_Set task:_ Go through the material and pull out every line with the string "title" in it.

-- Begin Task data --

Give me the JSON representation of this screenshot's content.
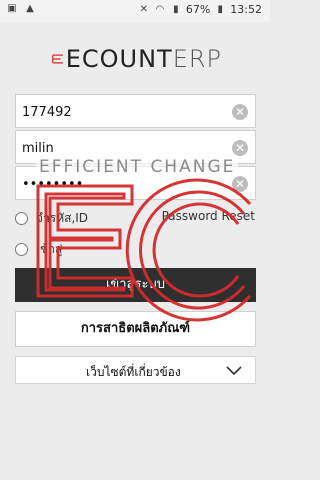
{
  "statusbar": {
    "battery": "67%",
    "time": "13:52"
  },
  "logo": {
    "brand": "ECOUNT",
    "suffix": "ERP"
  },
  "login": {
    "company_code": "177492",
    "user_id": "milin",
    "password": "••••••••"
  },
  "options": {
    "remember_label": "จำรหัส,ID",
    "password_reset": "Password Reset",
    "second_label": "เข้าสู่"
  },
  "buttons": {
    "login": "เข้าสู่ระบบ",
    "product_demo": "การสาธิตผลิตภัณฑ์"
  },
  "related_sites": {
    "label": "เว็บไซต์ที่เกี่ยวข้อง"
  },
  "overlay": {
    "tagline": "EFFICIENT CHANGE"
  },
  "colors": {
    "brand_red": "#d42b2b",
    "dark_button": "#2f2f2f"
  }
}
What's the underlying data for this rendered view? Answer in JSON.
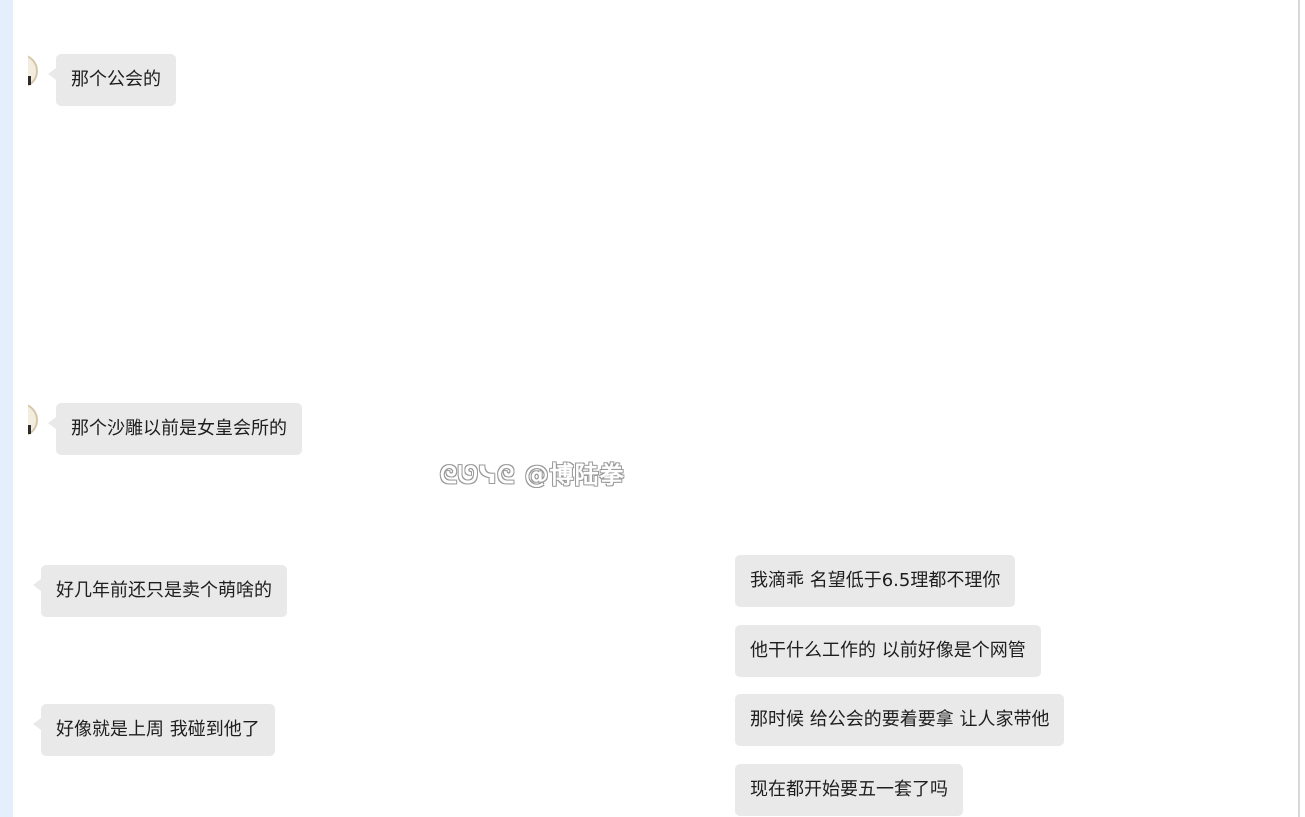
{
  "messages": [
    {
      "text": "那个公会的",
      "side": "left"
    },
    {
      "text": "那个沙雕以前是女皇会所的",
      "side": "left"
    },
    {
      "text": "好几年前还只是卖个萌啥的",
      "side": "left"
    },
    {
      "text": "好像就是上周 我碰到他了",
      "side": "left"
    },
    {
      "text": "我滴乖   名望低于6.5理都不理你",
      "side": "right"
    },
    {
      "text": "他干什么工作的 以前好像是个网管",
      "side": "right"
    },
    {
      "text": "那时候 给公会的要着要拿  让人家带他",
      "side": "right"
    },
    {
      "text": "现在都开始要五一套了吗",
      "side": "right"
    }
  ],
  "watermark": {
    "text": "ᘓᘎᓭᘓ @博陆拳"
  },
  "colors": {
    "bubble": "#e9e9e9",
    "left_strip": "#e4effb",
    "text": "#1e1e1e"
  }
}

-- End Task data --
-- Begin Task data --

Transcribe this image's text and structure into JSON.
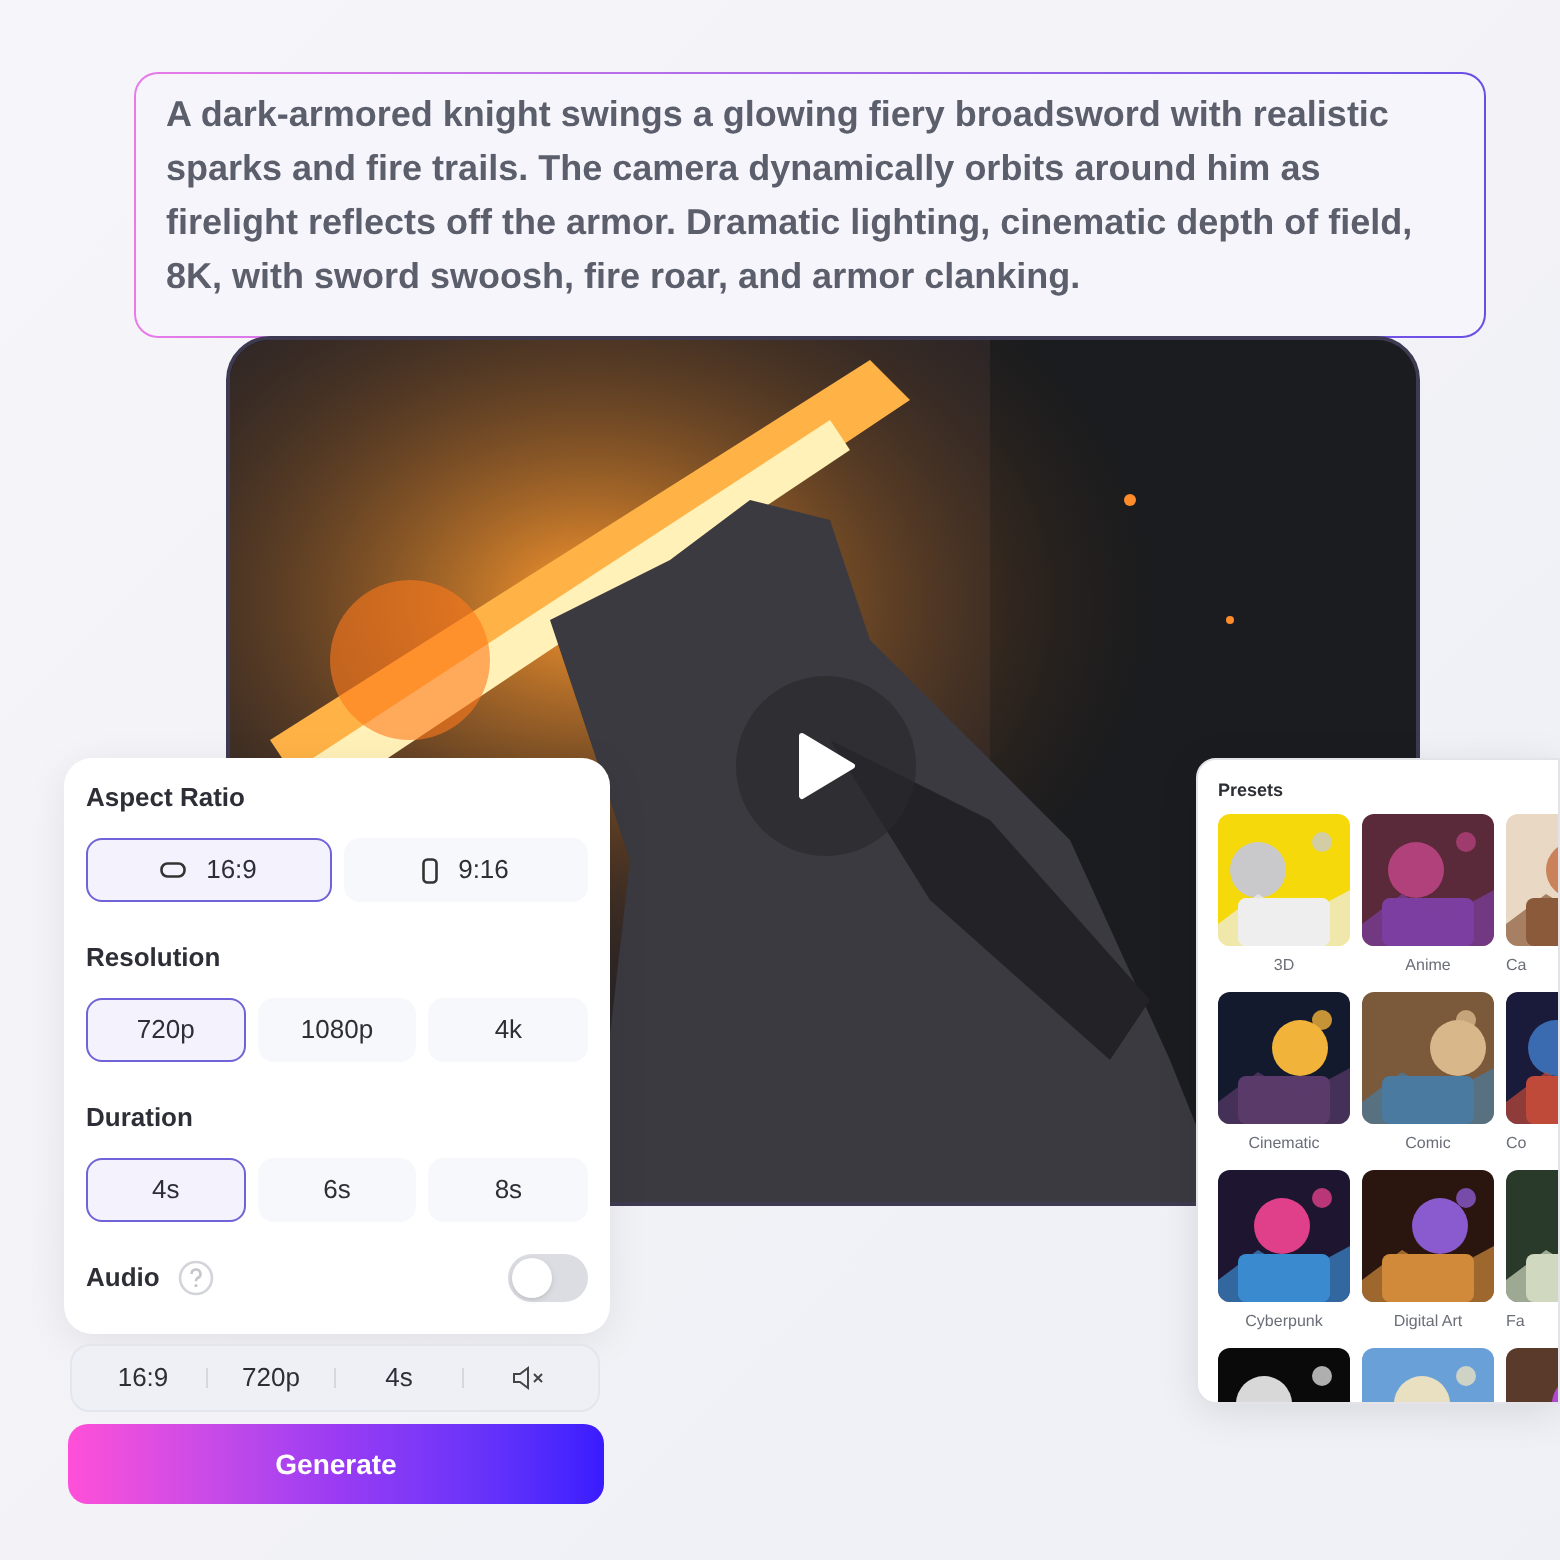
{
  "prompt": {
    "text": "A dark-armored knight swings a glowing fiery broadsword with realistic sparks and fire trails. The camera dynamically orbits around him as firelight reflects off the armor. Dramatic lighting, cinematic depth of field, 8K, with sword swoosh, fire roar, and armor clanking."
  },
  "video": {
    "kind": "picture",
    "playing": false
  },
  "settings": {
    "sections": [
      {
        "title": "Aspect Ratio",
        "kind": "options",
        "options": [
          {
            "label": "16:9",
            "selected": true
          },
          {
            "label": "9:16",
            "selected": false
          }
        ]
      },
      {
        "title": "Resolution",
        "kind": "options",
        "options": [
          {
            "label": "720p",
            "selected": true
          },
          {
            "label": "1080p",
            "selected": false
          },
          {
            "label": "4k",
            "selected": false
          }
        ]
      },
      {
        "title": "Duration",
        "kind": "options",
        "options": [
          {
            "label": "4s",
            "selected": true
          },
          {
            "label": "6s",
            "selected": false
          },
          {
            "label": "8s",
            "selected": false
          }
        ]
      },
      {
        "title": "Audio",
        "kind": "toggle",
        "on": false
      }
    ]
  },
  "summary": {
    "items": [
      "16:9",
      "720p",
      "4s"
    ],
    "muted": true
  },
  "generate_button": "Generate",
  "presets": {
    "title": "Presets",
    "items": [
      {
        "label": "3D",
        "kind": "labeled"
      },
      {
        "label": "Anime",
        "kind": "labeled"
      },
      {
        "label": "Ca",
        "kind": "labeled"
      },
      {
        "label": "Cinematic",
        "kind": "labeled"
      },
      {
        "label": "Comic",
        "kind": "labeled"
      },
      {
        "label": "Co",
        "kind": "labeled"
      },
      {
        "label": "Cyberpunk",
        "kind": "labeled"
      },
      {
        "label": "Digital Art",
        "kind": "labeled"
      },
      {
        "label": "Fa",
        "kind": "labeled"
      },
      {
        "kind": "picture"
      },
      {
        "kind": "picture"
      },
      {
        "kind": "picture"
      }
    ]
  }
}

-- End Task data --

_Correct result:_
        "title": "Aspect Ratio",
        "title": "Resolution",
        "title": "Duration",
        "title": "Audio",
    "title": "Presets",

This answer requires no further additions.